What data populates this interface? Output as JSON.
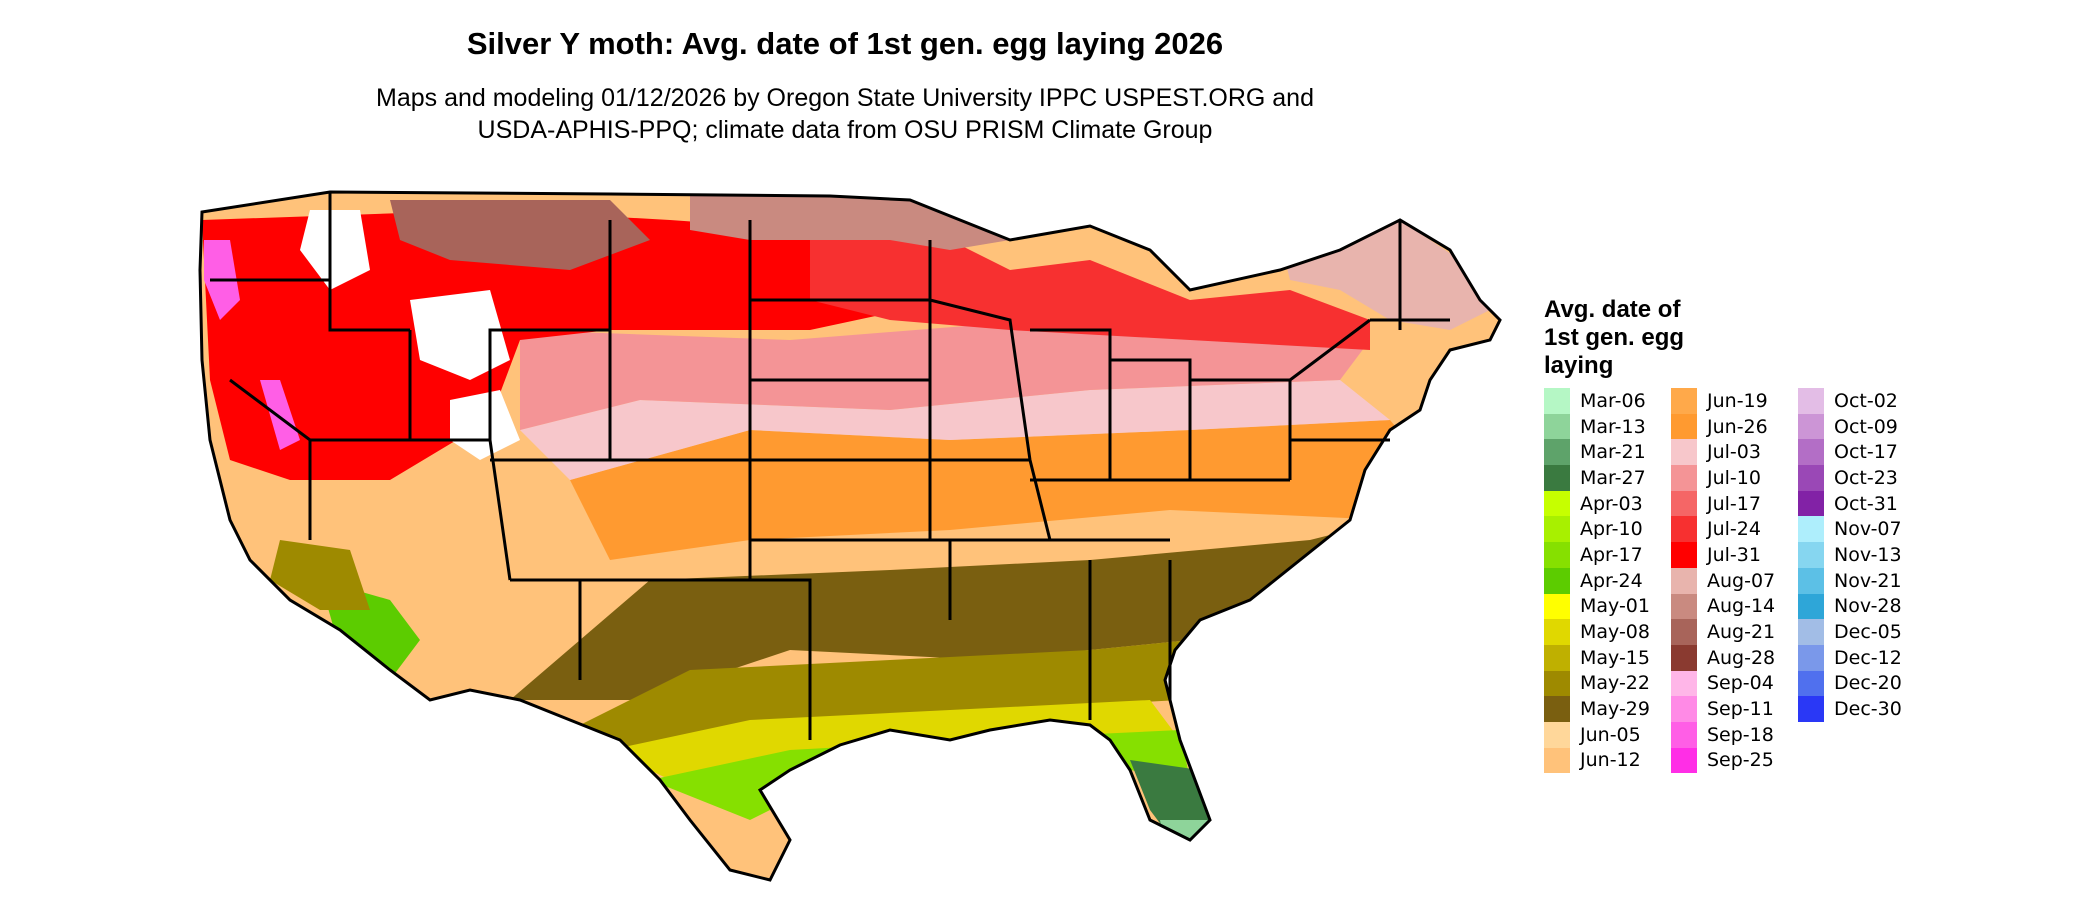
{
  "title": "Silver Y moth: Avg. date of 1st gen. egg laying 2026",
  "subtitle_line1": "Maps and modeling 01/12/2026 by Oregon State University IPPC USPEST.ORG and",
  "subtitle_line2": "USDA-APHIS-PPQ; climate data from OSU PRISM Climate Group",
  "legend": {
    "title": "Avg. date of\n1st gen. egg\nlaying",
    "columns": [
      [
        {
          "label": "Mar-06",
          "color": "#b5f7c5"
        },
        {
          "label": "Mar-13",
          "color": "#8ed49a"
        },
        {
          "label": "Mar-21",
          "color": "#5ea36a"
        },
        {
          "label": "Mar-27",
          "color": "#3a7a40"
        },
        {
          "label": "Apr-03",
          "color": "#c6ff00"
        },
        {
          "label": "Apr-10",
          "color": "#a8f000"
        },
        {
          "label": "Apr-17",
          "color": "#86e000"
        },
        {
          "label": "Apr-24",
          "color": "#5ccc00"
        },
        {
          "label": "May-01",
          "color": "#ffff00"
        },
        {
          "label": "May-08",
          "color": "#e0d800"
        },
        {
          "label": "May-15",
          "color": "#bfb000"
        },
        {
          "label": "May-22",
          "color": "#9e8a00"
        },
        {
          "label": "May-29",
          "color": "#7a5f10"
        },
        {
          "label": "Jun-05",
          "color": "#ffd79a"
        },
        {
          "label": "Jun-12",
          "color": "#ffc27a"
        }
      ],
      [
        {
          "label": "Jun-19",
          "color": "#ffa94a"
        },
        {
          "label": "Jun-26",
          "color": "#ff9a30"
        },
        {
          "label": "Jul-03",
          "color": "#f7c7cb"
        },
        {
          "label": "Jul-10",
          "color": "#f49496"
        },
        {
          "label": "Jul-17",
          "color": "#f56666"
        },
        {
          "label": "Jul-24",
          "color": "#f73030"
        },
        {
          "label": "Jul-31",
          "color": "#ff0000"
        },
        {
          "label": "Aug-07",
          "color": "#e8b4ad"
        },
        {
          "label": "Aug-14",
          "color": "#c98a80"
        },
        {
          "label": "Aug-21",
          "color": "#a8645a"
        },
        {
          "label": "Aug-28",
          "color": "#8a3a30"
        },
        {
          "label": "Sep-04",
          "color": "#ffb6e8"
        },
        {
          "label": "Sep-11",
          "color": "#ff8ae6"
        },
        {
          "label": "Sep-18",
          "color": "#ff5ee6"
        },
        {
          "label": "Sep-25",
          "color": "#ff2ee6"
        }
      ],
      [
        {
          "label": "Oct-02",
          "color": "#e3bde6"
        },
        {
          "label": "Oct-09",
          "color": "#cc95d6"
        },
        {
          "label": "Oct-17",
          "color": "#b36ec6"
        },
        {
          "label": "Oct-23",
          "color": "#9a48b6"
        },
        {
          "label": "Oct-31",
          "color": "#8222a6"
        },
        {
          "label": "Nov-07",
          "color": "#aeeefc"
        },
        {
          "label": "Nov-13",
          "color": "#86d6f0"
        },
        {
          "label": "Nov-21",
          "color": "#5cc0e6"
        },
        {
          "label": "Nov-28",
          "color": "#2ea6d8"
        },
        {
          "label": "Dec-05",
          "color": "#a2bde6"
        },
        {
          "label": "Dec-12",
          "color": "#7a98ea"
        },
        {
          "label": "Dec-20",
          "color": "#5070ee"
        },
        {
          "label": "Dec-30",
          "color": "#2a38f6"
        }
      ]
    ]
  },
  "map": {
    "outline_color": "#000000",
    "zone_colors": {
      "florida_south": "#3a7a40",
      "florida_tip": "#8ed49a",
      "gulf_green": "#86e000",
      "gulf_yellow": "#e0d800",
      "olive": "#7a5f10",
      "olive_light": "#9e8a00",
      "tan": "#ffc27a",
      "orange": "#ff9a30",
      "pink_light": "#f7c7cb",
      "pink": "#f49496",
      "red": "#ff0000",
      "red_mid": "#f73030",
      "brown": "#c98a80",
      "brown_light": "#e8b4ad",
      "brown_dark": "#a8645a",
      "magenta": "#ff5ee6",
      "white": "#ffffff",
      "desert_green": "#5ccc00",
      "desert_olive": "#9e8a00"
    }
  }
}
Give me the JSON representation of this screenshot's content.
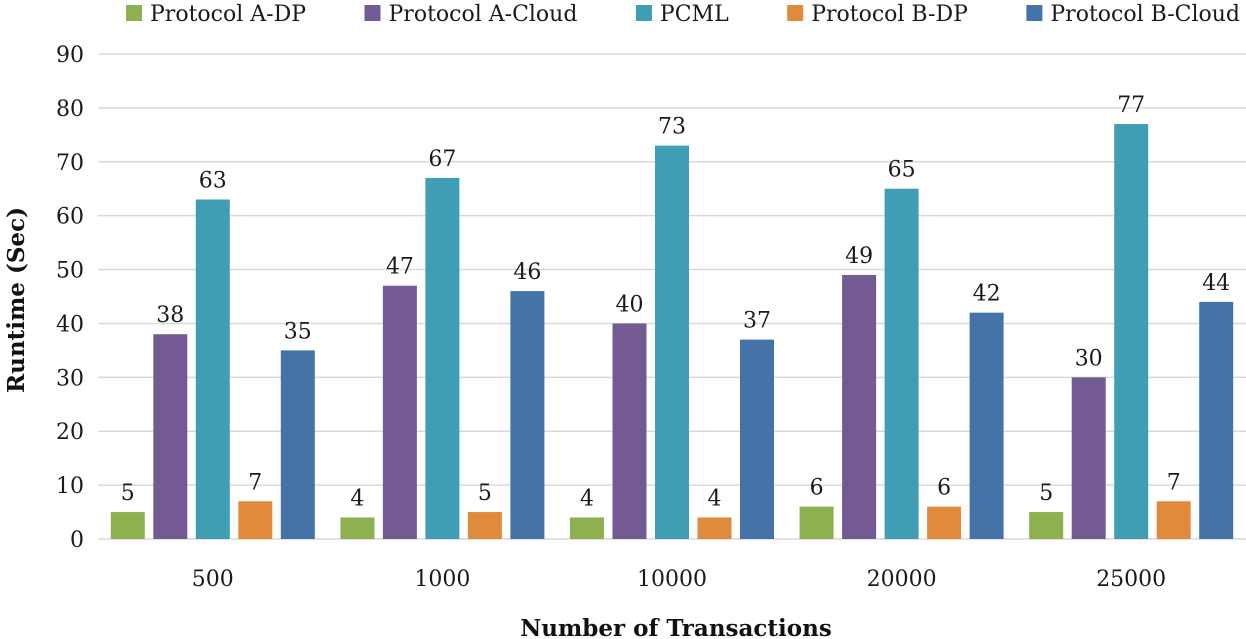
{
  "chart_data": {
    "type": "bar",
    "title": "",
    "xlabel": "Number of Transactions",
    "ylabel": "Runtime (Sec)",
    "ylim": [
      0,
      90
    ],
    "yticks": [
      0,
      10,
      20,
      30,
      40,
      50,
      60,
      70,
      80,
      90
    ],
    "grid": true,
    "legend_position": "top",
    "categories": [
      "500",
      "1000",
      "10000",
      "20000",
      "25000"
    ],
    "series": [
      {
        "name": "Protocol A-DP",
        "color": "#8db050",
        "values": [
          5,
          4,
          4,
          6,
          5
        ]
      },
      {
        "name": "Protocol A-Cloud",
        "color": "#735a93",
        "values": [
          38,
          47,
          40,
          49,
          30
        ]
      },
      {
        "name": "PCML",
        "color": "#3f9eb3",
        "values": [
          63,
          67,
          73,
          65,
          77
        ]
      },
      {
        "name": "Protocol B-DP",
        "color": "#e08b3c",
        "values": [
          7,
          5,
          4,
          6,
          7
        ]
      },
      {
        "name": "Protocol B-Cloud",
        "color": "#4573a7",
        "values": [
          35,
          46,
          37,
          42,
          44
        ]
      }
    ]
  }
}
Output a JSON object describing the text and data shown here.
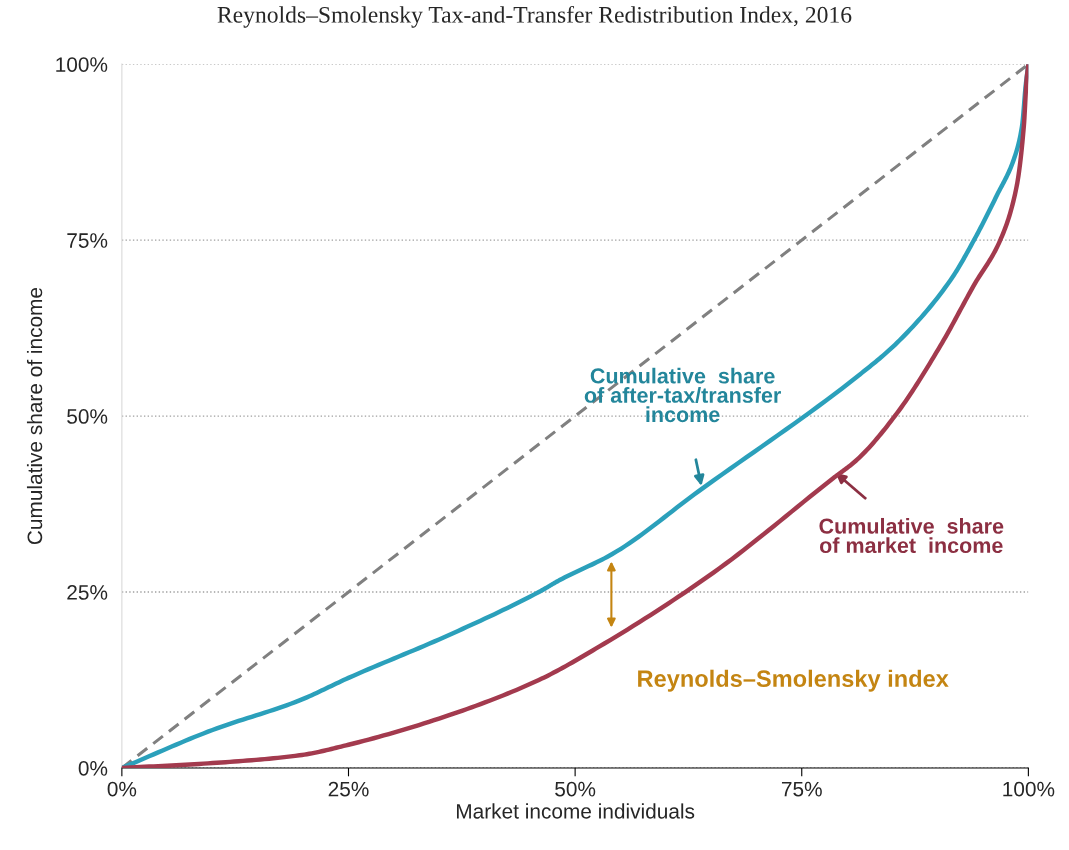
{
  "chart_data": {
    "type": "line",
    "title": "Reynolds–Smolensky Tax-and-Transfer Redistribution Index, 2016",
    "xlabel": "Market income individuals",
    "ylabel": "Cumulative share of income",
    "xlim": [
      0,
      100
    ],
    "ylim": [
      0,
      100
    ],
    "xticks": [
      {
        "value": 0,
        "label": "0%"
      },
      {
        "value": 25,
        "label": "25%"
      },
      {
        "value": 50,
        "label": "50%"
      },
      {
        "value": 75,
        "label": "75%"
      },
      {
        "value": 100,
        "label": "100%"
      }
    ],
    "yticks": [
      {
        "value": 0,
        "label": "0%"
      },
      {
        "value": 25,
        "label": "25%"
      },
      {
        "value": 50,
        "label": "50%"
      },
      {
        "value": 75,
        "label": "75%"
      },
      {
        "value": 100,
        "label": "100%"
      }
    ],
    "grid": "y",
    "marker": "none",
    "series": [
      {
        "color": "#808080",
        "line_style": "dashed",
        "x": [
          0,
          100
        ],
        "values": [
          0,
          100
        ]
      },
      {
        "name": "Cumulative  share\nof after-tax/transfer\nincome",
        "color": "#2ba0bb",
        "x": [
          0,
          10,
          19.6,
          25,
          36.1,
          46,
          48.3,
          54.1,
          63.6,
          81.2,
          85.5,
          91.4,
          94,
          96.5,
          98.4,
          99.3,
          99.7,
          100
        ],
        "values": [
          0,
          5.4,
          9.6,
          12.8,
          18.9,
          25,
          26.7,
          30.4,
          39.3,
          55.7,
          60.4,
          69.3,
          75,
          81.3,
          86.5,
          91.2,
          96.9,
          100
        ]
      },
      {
        "name": "Cumulative  share\nof market  income",
        "color": "#a33a4e",
        "x": [
          0,
          10,
          19.6,
          25,
          36.1,
          46,
          52.6,
          65.3,
          78.5,
          81.1,
          85.5,
          90.3,
          94,
          96.9,
          98.7,
          99.5,
          99.8,
          100
        ],
        "values": [
          0,
          0.7,
          1.8,
          3.3,
          7.5,
          12.5,
          17.2,
          27.8,
          41.2,
          43.8,
          50.4,
          60,
          68.6,
          75,
          82.6,
          91.2,
          97.7,
          100
        ]
      }
    ],
    "annotations": [
      "Reynolds–Smolensky index"
    ]
  }
}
· · ·
Task prompt:
Transcribe the material exactly, leaving every picture out.

Task answer:
What data populates this interface? Output as JSON.
{
  "title": "Silver Y moth: Avg. date of 1st gen. egg laying 2026",
  "subtitle_line1": "Maps and modeling 01/12/2026 by Oregon State University IPPC USPEST.ORG and",
  "subtitle_line2": "USDA-APHIS-PPQ; climate data from OSU PRISM Climate Group",
  "legend": {
    "title": "Avg. date of\n1st gen. egg\nlaying",
    "columns": [
      [
        {
          "label": "Mar-06",
          "color": "#b5f7c5"
        },
        {
          "label": "Mar-13",
          "color": "#8ed49a"
        },
        {
          "label": "Mar-21",
          "color": "#5ea36a"
        },
        {
          "label": "Mar-27",
          "color": "#3a7a40"
        },
        {
          "label": "Apr-03",
          "color": "#c6ff00"
        },
        {
          "label": "Apr-10",
          "color": "#a8f000"
        },
        {
          "label": "Apr-17",
          "color": "#86e000"
        },
        {
          "label": "Apr-24",
          "color": "#5ccc00"
        },
        {
          "label": "May-01",
          "color": "#ffff00"
        },
        {
          "label": "May-08",
          "color": "#e0d800"
        },
        {
          "label": "May-15",
          "color": "#bfb000"
        },
        {
          "label": "May-22",
          "color": "#9e8a00"
        },
        {
          "label": "May-29",
          "color": "#7a5f10"
        },
        {
          "label": "Jun-05",
          "color": "#ffd79a"
        },
        {
          "label": "Jun-12",
          "color": "#ffc27a"
        }
      ],
      [
        {
          "label": "Jun-19",
          "color": "#ffa94a"
        },
        {
          "label": "Jun-26",
          "color": "#ff9a30"
        },
        {
          "label": "Jul-03",
          "color": "#f7c7cb"
        },
        {
          "label": "Jul-10",
          "color": "#f49496"
        },
        {
          "label": "Jul-17",
          "color": "#f56666"
        },
        {
          "label": "Jul-24",
          "color": "#f73030"
        },
        {
          "label": "Jul-31",
          "color": "#ff0000"
        },
        {
          "label": "Aug-07",
          "color": "#e8b4ad"
        },
        {
          "label": "Aug-14",
          "color": "#c98a80"
        },
        {
          "label": "Aug-21",
          "color": "#a8645a"
        },
        {
          "label": "Aug-28",
          "color": "#8a3a30"
        },
        {
          "label": "Sep-04",
          "color": "#ffb6e8"
        },
        {
          "label": "Sep-11",
          "color": "#ff8ae6"
        },
        {
          "label": "Sep-18",
          "color": "#ff5ee6"
        },
        {
          "label": "Sep-25",
          "color": "#ff2ee6"
        }
      ],
      [
        {
          "label": "Oct-02",
          "color": "#e3bde6"
        },
        {
          "label": "Oct-09",
          "color": "#cc95d6"
        },
        {
          "label": "Oct-17",
          "color": "#b36ec6"
        },
        {
          "label": "Oct-23",
          "color": "#9a48b6"
        },
        {
          "label": "Oct-31",
          "color": "#8222a6"
        },
        {
          "label": "Nov-07",
          "color": "#aeeefc"
        },
        {
          "label": "Nov-13",
          "color": "#86d6f0"
        },
        {
          "label": "Nov-21",
          "color": "#5cc0e6"
        },
        {
          "label": "Nov-28",
          "color": "#2ea6d8"
        },
        {
          "label": "Dec-05",
          "color": "#a2bde6"
        },
        {
          "label": "Dec-12",
          "color": "#7a98ea"
        },
        {
          "label": "Dec-20",
          "color": "#5070ee"
        },
        {
          "label": "Dec-30",
          "color": "#2a38f6"
        }
      ]
    ]
  },
  "map": {
    "outline_color": "#000000",
    "zone_colors": {
      "florida_south": "#3a7a40",
      "florida_tip": "#8ed49a",
      "gulf_green": "#86e000",
      "gulf_yellow": "#e0d800",
      "olive": "#7a5f10",
      "olive_light": "#9e8a00",
      "tan": "#ffc27a",
      "orange": "#ff9a30",
      "pink_light": "#f7c7cb",
      "pink": "#f49496",
      "red": "#ff0000",
      "red_mid": "#f73030",
      "brown": "#c98a80",
      "brown_light": "#e8b4ad",
      "brown_dark": "#a8645a",
      "magenta": "#ff5ee6",
      "white": "#ffffff",
      "desert_green": "#5ccc00",
      "desert_olive": "#9e8a00"
    }
  }
}
Give me the JSON representation of this screenshot's content.
{
  "chart_data": {
    "type": "bar",
    "title": "",
    "xlabel": "Number of Transactions",
    "ylabel": "Runtime (Sec)",
    "ylim": [
      0,
      90
    ],
    "yticks": [
      0,
      10,
      20,
      30,
      40,
      50,
      60,
      70,
      80,
      90
    ],
    "grid": true,
    "legend_position": "top",
    "categories": [
      "500",
      "1000",
      "10000",
      "20000",
      "25000"
    ],
    "series": [
      {
        "name": "Protocol A-DP",
        "color": "#8db050",
        "values": [
          5,
          4,
          4,
          6,
          5
        ]
      },
      {
        "name": "Protocol A-Cloud",
        "color": "#735a93",
        "values": [
          38,
          47,
          40,
          49,
          30
        ]
      },
      {
        "name": "PCML",
        "color": "#3f9eb3",
        "values": [
          63,
          67,
          73,
          65,
          77
        ]
      },
      {
        "name": "Protocol B-DP",
        "color": "#e08b3c",
        "values": [
          7,
          5,
          4,
          6,
          7
        ]
      },
      {
        "name": "Protocol B-Cloud",
        "color": "#4573a7",
        "values": [
          35,
          46,
          37,
          42,
          44
        ]
      }
    ]
  }
}
Output a JSON object describing the text and data shown here.
{
  "chart_data": {
    "type": "line",
    "title": "Reynolds–Smolensky Tax-and-Transfer Redistribution Index, 2016",
    "xlabel": "Market income individuals",
    "ylabel": "Cumulative share of income",
    "xlim": [
      0,
      100
    ],
    "ylim": [
      0,
      100
    ],
    "xticks": [
      {
        "value": 0,
        "label": "0%"
      },
      {
        "value": 25,
        "label": "25%"
      },
      {
        "value": 50,
        "label": "50%"
      },
      {
        "value": 75,
        "label": "75%"
      },
      {
        "value": 100,
        "label": "100%"
      }
    ],
    "yticks": [
      {
        "value": 0,
        "label": "0%"
      },
      {
        "value": 25,
        "label": "25%"
      },
      {
        "value": 50,
        "label": "50%"
      },
      {
        "value": 75,
        "label": "75%"
      },
      {
        "value": 100,
        "label": "100%"
      }
    ],
    "grid": "y",
    "marker": "none",
    "series": [
      {
        "color": "#808080",
        "line_style": "dashed",
        "x": [
          0,
          100
        ],
        "values": [
          0,
          100
        ]
      },
      {
        "name": "Cumulative  share\nof after-tax/transfer\nincome",
        "color": "#2ba0bb",
        "x": [
          0,
          10,
          19.6,
          25,
          36.1,
          46,
          48.3,
          54.1,
          63.6,
          81.2,
          85.5,
          91.4,
          94,
          96.5,
          98.4,
          99.3,
          99.7,
          100
        ],
        "values": [
          0,
          5.4,
          9.6,
          12.8,
          18.9,
          25,
          26.7,
          30.4,
          39.3,
          55.7,
          60.4,
          69.3,
          75,
          81.3,
          86.5,
          91.2,
          96.9,
          100
        ]
      },
      {
        "name": "Cumulative  share\nof market  income",
        "color": "#a33a4e",
        "x": [
          0,
          10,
          19.6,
          25,
          36.1,
          46,
          52.6,
          65.3,
          78.5,
          81.1,
          85.5,
          90.3,
          94,
          96.9,
          98.7,
          99.5,
          99.8,
          100
        ],
        "values": [
          0,
          0.7,
          1.8,
          3.3,
          7.5,
          12.5,
          17.2,
          27.8,
          41.2,
          43.8,
          50.4,
          60,
          68.6,
          75,
          82.6,
          91.2,
          97.7,
          100
        ]
      }
    ],
    "annotations": [
      "Reynolds–Smolensky index"
    ]
  }
}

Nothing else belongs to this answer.